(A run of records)
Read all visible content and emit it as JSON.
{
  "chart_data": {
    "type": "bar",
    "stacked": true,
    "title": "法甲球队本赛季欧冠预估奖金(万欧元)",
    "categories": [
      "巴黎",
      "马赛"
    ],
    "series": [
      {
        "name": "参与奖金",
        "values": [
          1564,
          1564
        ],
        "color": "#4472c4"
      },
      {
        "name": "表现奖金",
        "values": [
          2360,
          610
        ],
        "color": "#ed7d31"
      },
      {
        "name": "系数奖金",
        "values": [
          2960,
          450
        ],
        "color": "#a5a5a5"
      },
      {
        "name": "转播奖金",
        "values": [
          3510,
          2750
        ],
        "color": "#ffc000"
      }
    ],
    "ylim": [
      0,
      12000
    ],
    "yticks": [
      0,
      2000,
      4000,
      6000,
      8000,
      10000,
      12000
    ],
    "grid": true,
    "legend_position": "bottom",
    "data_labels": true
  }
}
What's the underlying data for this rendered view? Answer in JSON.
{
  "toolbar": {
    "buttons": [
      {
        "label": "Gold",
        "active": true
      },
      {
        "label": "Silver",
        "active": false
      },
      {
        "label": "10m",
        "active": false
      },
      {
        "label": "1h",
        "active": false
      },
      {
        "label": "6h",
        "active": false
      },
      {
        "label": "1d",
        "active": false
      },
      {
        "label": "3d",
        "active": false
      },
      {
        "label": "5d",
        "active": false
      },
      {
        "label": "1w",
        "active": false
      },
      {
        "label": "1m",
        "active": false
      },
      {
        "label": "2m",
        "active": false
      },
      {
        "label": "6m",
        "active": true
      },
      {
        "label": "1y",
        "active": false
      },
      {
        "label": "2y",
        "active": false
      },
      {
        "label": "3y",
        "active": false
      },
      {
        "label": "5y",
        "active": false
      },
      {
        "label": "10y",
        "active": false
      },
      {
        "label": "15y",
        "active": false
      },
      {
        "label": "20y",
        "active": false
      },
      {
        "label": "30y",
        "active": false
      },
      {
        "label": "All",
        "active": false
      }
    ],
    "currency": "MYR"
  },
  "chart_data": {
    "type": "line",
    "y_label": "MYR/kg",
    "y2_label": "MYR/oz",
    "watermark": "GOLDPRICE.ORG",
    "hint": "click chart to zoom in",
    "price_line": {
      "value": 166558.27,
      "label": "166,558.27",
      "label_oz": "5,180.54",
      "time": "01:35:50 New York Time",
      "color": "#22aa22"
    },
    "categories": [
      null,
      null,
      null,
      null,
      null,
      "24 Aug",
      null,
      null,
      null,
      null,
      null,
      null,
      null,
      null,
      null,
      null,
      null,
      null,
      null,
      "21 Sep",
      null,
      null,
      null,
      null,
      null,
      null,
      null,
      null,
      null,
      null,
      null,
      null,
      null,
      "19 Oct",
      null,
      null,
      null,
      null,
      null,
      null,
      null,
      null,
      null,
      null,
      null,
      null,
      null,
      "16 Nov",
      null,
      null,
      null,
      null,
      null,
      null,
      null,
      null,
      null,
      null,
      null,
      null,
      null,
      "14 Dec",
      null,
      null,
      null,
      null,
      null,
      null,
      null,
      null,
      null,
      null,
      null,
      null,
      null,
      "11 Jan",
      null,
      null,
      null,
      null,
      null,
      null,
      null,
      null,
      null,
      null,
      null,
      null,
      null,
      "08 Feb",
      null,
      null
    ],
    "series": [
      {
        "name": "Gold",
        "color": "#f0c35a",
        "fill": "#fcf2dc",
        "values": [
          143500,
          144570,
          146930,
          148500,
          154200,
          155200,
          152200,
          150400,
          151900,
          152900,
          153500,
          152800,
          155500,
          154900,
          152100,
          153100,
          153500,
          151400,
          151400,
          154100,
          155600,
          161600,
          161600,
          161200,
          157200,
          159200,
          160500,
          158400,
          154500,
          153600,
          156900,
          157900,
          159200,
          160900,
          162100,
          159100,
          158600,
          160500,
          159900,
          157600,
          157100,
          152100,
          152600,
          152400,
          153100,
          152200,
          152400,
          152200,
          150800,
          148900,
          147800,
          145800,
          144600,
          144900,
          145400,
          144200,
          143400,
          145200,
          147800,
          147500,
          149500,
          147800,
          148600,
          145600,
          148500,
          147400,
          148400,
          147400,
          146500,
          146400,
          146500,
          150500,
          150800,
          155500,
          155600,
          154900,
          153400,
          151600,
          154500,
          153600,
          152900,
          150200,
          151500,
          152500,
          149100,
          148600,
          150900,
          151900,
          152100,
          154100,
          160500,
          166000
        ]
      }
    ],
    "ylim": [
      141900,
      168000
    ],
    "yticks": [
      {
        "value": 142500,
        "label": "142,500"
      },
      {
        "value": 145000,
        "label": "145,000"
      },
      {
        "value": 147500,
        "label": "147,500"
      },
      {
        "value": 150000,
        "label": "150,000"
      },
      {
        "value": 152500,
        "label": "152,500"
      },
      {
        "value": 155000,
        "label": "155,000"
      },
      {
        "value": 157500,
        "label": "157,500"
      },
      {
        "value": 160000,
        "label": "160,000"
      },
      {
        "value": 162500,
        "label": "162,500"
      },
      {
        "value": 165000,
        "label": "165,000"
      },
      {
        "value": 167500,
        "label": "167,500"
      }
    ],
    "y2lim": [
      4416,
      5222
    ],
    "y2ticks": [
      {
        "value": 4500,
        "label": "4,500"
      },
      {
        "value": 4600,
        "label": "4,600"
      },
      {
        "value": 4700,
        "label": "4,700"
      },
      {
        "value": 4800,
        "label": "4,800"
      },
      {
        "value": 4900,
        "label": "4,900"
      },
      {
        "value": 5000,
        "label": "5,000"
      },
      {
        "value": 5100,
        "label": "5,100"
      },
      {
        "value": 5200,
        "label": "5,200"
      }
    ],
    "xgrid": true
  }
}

◆ Instructions for the task: Restate every entry word for word.

◆ Answer to this exercise:
Read all visible content and emit it as JSON.
{
  "chart_data": {
    "type": "bar",
    "stacked": true,
    "title": "法甲球队本赛季欧冠预估奖金(万欧元)",
    "categories": [
      "巴黎",
      "马赛"
    ],
    "series": [
      {
        "name": "参与奖金",
        "values": [
          1564,
          1564
        ],
        "color": "#4472c4"
      },
      {
        "name": "表现奖金",
        "values": [
          2360,
          610
        ],
        "color": "#ed7d31"
      },
      {
        "name": "系数奖金",
        "values": [
          2960,
          450
        ],
        "color": "#a5a5a5"
      },
      {
        "name": "转播奖金",
        "values": [
          3510,
          2750
        ],
        "color": "#ffc000"
      }
    ],
    "ylim": [
      0,
      12000
    ],
    "yticks": [
      0,
      2000,
      4000,
      6000,
      8000,
      10000,
      12000
    ],
    "grid": true,
    "legend_position": "bottom",
    "data_labels": true
  }
}
What's the underlying data for this rendered view? Answer in JSON.
{
  "toolbar": {
    "buttons": [
      {
        "label": "Gold",
        "active": true
      },
      {
        "label": "Silver",
        "active": false
      },
      {
        "label": "10m",
        "active": false
      },
      {
        "label": "1h",
        "active": false
      },
      {
        "label": "6h",
        "active": false
      },
      {
        "label": "1d",
        "active": false
      },
      {
        "label": "3d",
        "active": false
      },
      {
        "label": "5d",
        "active": false
      },
      {
        "label": "1w",
        "active": false
      },
      {
        "label": "1m",
        "active": false
      },
      {
        "label": "2m",
        "active": false
      },
      {
        "label": "6m",
        "active": true
      },
      {
        "label": "1y",
        "active": false
      },
      {
        "label": "2y",
        "active": false
      },
      {
        "label": "3y",
        "active": false
      },
      {
        "label": "5y",
        "active": false
      },
      {
        "label": "10y",
        "active": false
      },
      {
        "label": "15y",
        "active": false
      },
      {
        "label": "20y",
        "active": false
      },
      {
        "label": "30y",
        "active": false
      },
      {
        "label": "All",
        "active": false
      }
    ],
    "currency": "MYR"
  },
  "chart_data": {
    "type": "line",
    "y_label": "MYR/kg",
    "y2_label": "MYR/oz",
    "watermark": "GOLDPRICE.ORG",
    "hint": "click chart to zoom in",
    "price_line": {
      "value": 166558.27,
      "label": "166,558.27",
      "label_oz": "5,180.54",
      "time": "01:35:50 New York Time",
      "color": "#22aa22"
    },
    "categories": [
      null,
      null,
      null,
      null,
      null,
      "24 Aug",
      null,
      null,
      null,
      null,
      null,
      null,
      null,
      null,
      null,
      null,
      null,
      null,
      null,
      "21 Sep",
      null,
      null,
      null,
      null,
      null,
      null,
      null,
      null,
      null,
      null,
      null,
      null,
      null,
      "19 Oct",
      null,
      null,
      null,
      null,
      null,
      null,
      null,
      null,
      null,
      null,
      null,
      null,
      null,
      "16 Nov",
      null,
      null,
      null,
      null,
      null,
      null,
      null,
      null,
      null,
      null,
      null,
      null,
      null,
      "14 Dec",
      null,
      null,
      null,
      null,
      null,
      null,
      null,
      null,
      null,
      null,
      null,
      null,
      null,
      "11 Jan",
      null,
      null,
      null,
      null,
      null,
      null,
      null,
      null,
      null,
      null,
      null,
      null,
      null,
      "08 Feb",
      null,
      null
    ],
    "series": [
      {
        "name": "Gold",
        "color": "#f0c35a",
        "fill": "#fcf2dc",
        "values": [
          143500,
          144570,
          146930,
          148500,
          154200,
          155200,
          152200,
          150400,
          151900,
          152900,
          153500,
          152800,
          155500,
          154900,
          152100,
          153100,
          153500,
          151400,
          151400,
          154100,
          155600,
          161600,
          161600,
          161200,
          157200,
          159200,
          160500,
          158400,
          154500,
          153600,
          156900,
          157900,
          159200,
          160900,
          162100,
          159100,
          158600,
          160500,
          159900,
          157600,
          157100,
          152100,
          152600,
          152400,
          153100,
          152200,
          152400,
          152200,
          150800,
          148900,
          147800,
          145800,
          144600,
          144900,
          145400,
          144200,
          143400,
          145200,
          147800,
          147500,
          149500,
          147800,
          148600,
          145600,
          148500,
          147400,
          148400,
          147400,
          146500,
          146400,
          146500,
          150500,
          150800,
          155500,
          155600,
          154900,
          153400,
          151600,
          154500,
          153600,
          152900,
          150200,
          151500,
          152500,
          149100,
          148600,
          150900,
          151900,
          152100,
          154100,
          160500,
          166000
        ]
      }
    ],
    "ylim": [
      141900,
      168000
    ],
    "yticks": [
      {
        "value": 142500,
        "label": "142,500"
      },
      {
        "value": 145000,
        "label": "145,000"
      },
      {
        "value": 147500,
        "label": "147,500"
      },
      {
        "value": 150000,
        "label": "150,000"
      },
      {
        "value": 152500,
        "label": "152,500"
      },
      {
        "value": 155000,
        "label": "155,000"
      },
      {
        "value": 157500,
        "label": "157,500"
      },
      {
        "value": 160000,
        "label": "160,000"
      },
      {
        "value": 162500,
        "label": "162,500"
      },
      {
        "value": 165000,
        "label": "165,000"
      },
      {
        "value": 167500,
        "label": "167,500"
      }
    ],
    "y2lim": [
      4416,
      5222
    ],
    "y2ticks": [
      {
        "value": 4500,
        "label": "4,500"
      },
      {
        "value": 4600,
        "label": "4,600"
      },
      {
        "value": 4700,
        "label": "4,700"
      },
      {
        "value": 4800,
        "label": "4,800"
      },
      {
        "value": 4900,
        "label": "4,900"
      },
      {
        "value": 5000,
        "label": "5,000"
      },
      {
        "value": 5100,
        "label": "5,100"
      },
      {
        "value": 5200,
        "label": "5,200"
      }
    ],
    "xgrid": true
  }
}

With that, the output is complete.